##### Excerpt to read #####

Furthermore, there is a positive correlation between the degrees of cytoplasmic expression of HBcAg and biochemical (ALT levels) and histological (inflammatory grades) activities. Previous studies have shown that in the course of chronic HBV infection HBcAg shifted from the nucleus during the immune tolerance phase with normal ALT to cytoplasm during the immune clearance phase with elevated ALT [3, 5, 7]. Our data further suggest that the degrees of cytoplasmic expression of HBcAg can be recognized as a marker of histological activity in liver.

##### Data shown #####

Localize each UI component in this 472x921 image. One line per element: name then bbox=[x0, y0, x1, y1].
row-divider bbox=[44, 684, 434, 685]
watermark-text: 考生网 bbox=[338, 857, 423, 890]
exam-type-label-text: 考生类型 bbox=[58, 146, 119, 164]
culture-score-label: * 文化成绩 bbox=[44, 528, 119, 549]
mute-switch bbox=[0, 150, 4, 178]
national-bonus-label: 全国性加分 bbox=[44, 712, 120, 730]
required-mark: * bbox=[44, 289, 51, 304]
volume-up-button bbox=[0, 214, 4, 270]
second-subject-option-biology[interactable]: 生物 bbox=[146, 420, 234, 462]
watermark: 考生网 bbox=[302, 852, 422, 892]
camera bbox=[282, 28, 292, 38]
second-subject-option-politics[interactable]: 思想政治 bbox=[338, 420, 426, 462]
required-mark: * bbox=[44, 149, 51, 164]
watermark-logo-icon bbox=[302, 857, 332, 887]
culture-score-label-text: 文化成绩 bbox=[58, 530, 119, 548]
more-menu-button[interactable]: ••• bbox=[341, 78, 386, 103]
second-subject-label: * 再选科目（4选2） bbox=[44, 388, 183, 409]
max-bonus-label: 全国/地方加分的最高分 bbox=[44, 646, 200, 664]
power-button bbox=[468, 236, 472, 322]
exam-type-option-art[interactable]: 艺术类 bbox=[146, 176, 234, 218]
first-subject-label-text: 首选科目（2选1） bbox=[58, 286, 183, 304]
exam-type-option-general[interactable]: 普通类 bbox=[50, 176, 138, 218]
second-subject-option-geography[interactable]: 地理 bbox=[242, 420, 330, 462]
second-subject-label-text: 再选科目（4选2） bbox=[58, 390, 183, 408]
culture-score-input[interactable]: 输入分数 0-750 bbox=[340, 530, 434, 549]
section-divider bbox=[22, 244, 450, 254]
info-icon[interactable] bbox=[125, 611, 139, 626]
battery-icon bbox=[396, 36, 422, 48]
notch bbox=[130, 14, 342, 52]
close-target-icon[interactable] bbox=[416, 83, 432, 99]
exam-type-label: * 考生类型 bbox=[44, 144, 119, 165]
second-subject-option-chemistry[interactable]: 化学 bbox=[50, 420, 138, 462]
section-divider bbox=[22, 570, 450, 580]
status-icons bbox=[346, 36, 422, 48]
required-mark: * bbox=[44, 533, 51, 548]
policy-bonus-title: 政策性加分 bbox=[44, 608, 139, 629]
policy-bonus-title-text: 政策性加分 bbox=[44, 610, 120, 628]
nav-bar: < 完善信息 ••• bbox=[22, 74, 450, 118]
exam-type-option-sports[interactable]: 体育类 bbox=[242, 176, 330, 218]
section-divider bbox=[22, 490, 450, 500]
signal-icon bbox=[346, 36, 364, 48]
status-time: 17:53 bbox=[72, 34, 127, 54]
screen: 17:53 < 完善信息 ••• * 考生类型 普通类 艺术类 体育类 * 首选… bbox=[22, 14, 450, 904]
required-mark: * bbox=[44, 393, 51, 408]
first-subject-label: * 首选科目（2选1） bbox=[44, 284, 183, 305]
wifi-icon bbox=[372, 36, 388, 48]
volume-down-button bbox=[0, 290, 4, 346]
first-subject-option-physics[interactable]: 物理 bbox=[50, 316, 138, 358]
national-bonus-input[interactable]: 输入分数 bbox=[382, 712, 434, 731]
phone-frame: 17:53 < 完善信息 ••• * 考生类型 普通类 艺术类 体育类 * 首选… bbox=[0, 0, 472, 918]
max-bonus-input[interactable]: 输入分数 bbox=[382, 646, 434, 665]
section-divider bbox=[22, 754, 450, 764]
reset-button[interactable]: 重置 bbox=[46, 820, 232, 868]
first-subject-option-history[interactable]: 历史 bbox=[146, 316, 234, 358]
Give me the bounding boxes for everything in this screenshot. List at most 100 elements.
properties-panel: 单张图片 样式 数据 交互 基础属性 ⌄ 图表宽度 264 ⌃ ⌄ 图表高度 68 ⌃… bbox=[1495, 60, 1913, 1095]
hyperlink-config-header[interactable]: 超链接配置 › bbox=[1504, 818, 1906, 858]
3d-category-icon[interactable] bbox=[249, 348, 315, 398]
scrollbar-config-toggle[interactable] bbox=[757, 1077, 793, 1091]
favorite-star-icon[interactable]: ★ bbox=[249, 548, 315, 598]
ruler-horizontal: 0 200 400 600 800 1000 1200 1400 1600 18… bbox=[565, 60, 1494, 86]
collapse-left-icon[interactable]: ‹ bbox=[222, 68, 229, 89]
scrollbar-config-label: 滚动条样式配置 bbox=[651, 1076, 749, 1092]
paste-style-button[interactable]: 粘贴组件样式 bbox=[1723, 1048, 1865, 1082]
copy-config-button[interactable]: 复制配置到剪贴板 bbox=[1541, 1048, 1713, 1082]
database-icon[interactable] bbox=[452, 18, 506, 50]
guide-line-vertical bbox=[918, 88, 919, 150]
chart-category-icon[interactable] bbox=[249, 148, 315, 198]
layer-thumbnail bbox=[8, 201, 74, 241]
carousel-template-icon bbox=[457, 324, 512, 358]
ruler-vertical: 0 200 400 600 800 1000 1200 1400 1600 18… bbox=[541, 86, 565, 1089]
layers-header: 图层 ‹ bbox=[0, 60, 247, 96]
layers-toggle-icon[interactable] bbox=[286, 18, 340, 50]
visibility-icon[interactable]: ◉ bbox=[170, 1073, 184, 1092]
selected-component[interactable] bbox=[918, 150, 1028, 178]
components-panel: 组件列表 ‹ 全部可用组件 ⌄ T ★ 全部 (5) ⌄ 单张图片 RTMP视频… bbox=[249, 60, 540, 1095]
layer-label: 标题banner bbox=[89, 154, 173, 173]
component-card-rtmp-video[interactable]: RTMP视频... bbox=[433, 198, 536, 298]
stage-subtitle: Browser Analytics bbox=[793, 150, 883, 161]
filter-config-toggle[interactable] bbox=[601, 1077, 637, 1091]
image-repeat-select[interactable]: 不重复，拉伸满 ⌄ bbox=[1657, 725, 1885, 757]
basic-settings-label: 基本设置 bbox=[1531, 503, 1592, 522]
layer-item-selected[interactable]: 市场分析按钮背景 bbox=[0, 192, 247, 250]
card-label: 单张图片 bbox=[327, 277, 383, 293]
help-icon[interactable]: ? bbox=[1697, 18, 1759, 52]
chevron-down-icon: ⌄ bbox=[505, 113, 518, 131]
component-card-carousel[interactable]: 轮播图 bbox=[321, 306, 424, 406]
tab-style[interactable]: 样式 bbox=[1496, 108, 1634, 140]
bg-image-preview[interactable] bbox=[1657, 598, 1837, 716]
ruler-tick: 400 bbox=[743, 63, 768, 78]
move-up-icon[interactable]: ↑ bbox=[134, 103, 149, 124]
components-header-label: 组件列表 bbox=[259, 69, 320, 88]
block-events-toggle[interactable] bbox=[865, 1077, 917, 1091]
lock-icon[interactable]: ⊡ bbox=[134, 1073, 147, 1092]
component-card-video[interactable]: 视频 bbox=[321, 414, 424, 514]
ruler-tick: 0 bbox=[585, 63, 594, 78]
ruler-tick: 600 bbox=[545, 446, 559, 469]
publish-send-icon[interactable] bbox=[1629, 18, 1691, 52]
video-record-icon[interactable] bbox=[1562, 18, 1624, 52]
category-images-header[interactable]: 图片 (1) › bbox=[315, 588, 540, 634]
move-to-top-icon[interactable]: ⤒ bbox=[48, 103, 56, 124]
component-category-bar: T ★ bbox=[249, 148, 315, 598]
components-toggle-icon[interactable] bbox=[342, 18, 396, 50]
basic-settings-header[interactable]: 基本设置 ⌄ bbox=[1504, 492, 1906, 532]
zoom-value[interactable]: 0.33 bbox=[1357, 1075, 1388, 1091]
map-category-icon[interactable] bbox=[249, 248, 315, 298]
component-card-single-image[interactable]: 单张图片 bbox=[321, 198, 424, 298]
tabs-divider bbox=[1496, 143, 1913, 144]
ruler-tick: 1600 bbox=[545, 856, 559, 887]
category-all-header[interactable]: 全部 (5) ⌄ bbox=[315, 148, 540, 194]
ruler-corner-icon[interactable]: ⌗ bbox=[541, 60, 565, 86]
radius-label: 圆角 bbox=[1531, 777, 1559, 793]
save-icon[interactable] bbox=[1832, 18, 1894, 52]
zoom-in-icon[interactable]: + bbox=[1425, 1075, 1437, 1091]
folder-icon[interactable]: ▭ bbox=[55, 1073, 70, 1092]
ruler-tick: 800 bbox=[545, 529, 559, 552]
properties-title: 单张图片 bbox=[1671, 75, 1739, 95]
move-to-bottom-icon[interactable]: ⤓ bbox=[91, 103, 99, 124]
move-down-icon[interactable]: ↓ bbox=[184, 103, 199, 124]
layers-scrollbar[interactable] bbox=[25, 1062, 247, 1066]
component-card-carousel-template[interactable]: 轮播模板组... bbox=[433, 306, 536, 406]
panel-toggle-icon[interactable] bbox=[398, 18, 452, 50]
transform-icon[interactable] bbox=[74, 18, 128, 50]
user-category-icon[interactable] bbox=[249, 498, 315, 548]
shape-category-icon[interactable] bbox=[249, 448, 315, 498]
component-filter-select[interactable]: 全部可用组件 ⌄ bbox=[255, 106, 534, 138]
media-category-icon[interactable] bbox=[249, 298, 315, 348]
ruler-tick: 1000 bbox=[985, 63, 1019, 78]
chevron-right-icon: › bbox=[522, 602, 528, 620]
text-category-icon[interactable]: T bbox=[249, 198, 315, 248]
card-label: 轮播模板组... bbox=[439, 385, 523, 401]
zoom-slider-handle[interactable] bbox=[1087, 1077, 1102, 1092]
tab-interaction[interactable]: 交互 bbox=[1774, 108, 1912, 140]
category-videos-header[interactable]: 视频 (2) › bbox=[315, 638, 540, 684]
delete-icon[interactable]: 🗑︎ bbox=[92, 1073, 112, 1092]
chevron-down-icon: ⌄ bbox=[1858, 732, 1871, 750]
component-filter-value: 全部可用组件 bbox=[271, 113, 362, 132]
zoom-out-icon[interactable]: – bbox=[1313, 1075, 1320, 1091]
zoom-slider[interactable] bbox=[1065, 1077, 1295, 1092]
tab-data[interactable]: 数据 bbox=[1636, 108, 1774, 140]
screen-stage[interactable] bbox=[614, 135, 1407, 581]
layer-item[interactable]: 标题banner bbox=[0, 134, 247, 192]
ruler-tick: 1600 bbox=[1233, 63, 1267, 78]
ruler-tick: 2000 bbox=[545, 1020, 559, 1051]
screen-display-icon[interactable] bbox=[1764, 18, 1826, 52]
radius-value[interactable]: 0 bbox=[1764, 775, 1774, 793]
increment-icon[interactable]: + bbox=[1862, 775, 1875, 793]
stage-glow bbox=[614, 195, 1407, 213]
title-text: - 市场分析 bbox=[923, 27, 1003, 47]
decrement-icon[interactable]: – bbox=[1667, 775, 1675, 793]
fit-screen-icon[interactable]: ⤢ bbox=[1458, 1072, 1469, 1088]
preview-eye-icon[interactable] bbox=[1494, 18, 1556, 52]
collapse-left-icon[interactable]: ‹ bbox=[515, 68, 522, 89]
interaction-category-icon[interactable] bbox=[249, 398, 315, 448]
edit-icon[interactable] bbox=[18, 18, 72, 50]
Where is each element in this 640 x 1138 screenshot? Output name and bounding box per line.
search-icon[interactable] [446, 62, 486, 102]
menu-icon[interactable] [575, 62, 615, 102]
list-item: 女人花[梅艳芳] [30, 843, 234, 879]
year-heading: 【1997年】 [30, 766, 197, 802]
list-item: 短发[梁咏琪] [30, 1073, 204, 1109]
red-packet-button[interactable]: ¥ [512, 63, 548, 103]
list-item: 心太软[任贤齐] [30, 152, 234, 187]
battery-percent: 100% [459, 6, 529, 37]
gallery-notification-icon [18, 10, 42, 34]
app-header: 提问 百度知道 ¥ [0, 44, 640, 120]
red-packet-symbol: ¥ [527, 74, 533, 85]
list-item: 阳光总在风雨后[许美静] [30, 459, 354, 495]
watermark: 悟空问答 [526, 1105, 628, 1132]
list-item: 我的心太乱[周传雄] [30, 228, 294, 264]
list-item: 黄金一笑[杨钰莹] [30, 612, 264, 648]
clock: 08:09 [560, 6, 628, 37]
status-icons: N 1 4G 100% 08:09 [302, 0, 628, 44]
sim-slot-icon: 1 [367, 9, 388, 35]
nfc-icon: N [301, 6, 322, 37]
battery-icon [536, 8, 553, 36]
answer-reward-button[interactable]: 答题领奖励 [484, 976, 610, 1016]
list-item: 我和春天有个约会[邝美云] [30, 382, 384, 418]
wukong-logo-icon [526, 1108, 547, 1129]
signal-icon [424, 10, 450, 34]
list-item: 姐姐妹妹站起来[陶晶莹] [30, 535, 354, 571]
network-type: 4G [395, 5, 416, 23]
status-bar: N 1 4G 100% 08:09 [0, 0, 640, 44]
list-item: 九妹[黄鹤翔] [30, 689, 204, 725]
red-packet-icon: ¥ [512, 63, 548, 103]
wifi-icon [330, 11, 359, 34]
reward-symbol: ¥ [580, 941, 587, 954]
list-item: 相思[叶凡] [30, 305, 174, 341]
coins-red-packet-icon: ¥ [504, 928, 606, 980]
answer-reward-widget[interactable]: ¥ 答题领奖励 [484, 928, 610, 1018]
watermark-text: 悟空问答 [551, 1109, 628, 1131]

#####

Extend the passage on HBcAg expression in chronic hepatitis B, picking up after its final sentence. The listing has no connection to the passage on HBcAg expression in chronic hepatitis B.

■ **The answer**
This investigation did not measure serum levels of HBsAg in our patients, but previous studies have shown that there was a highly significant and positive correlation between serum levels of HBV DNA and HBsAg [13]. As shown in Table 4, serum levels of HBV DNA correlated negatively with expression of HBsAg in liver, so there was an inverse relationship between levels of HBsAg in serum and in liver. In addition, there was also an inverse relationship between hepatocyte expression of HBsAg and HBcAg (Table 4). Taken together, these findings suggest that during active viral replication, intracellular HBsAg, packed with viral DNA and nucleocapsid proteins as a complete virion, is efficiently exported, resulting in high levels of HBsAg in serum and low levels of HBsAg in liver. Conversely, when viral replication becomes inactive, synthesis of HBcAg is diminished and the export of HBsAg is reduced; as a result, there is increased accumulation of intracellular HBsAg with decreased levels of HBsAg in serum. Accordingly, hepatocytes with a wide-spread cytoplasmic expression of HBsAg (so-called “ground glass” hepatocytes) are usually observed in inactive HBsAg carriers who carry a low level of viral replication.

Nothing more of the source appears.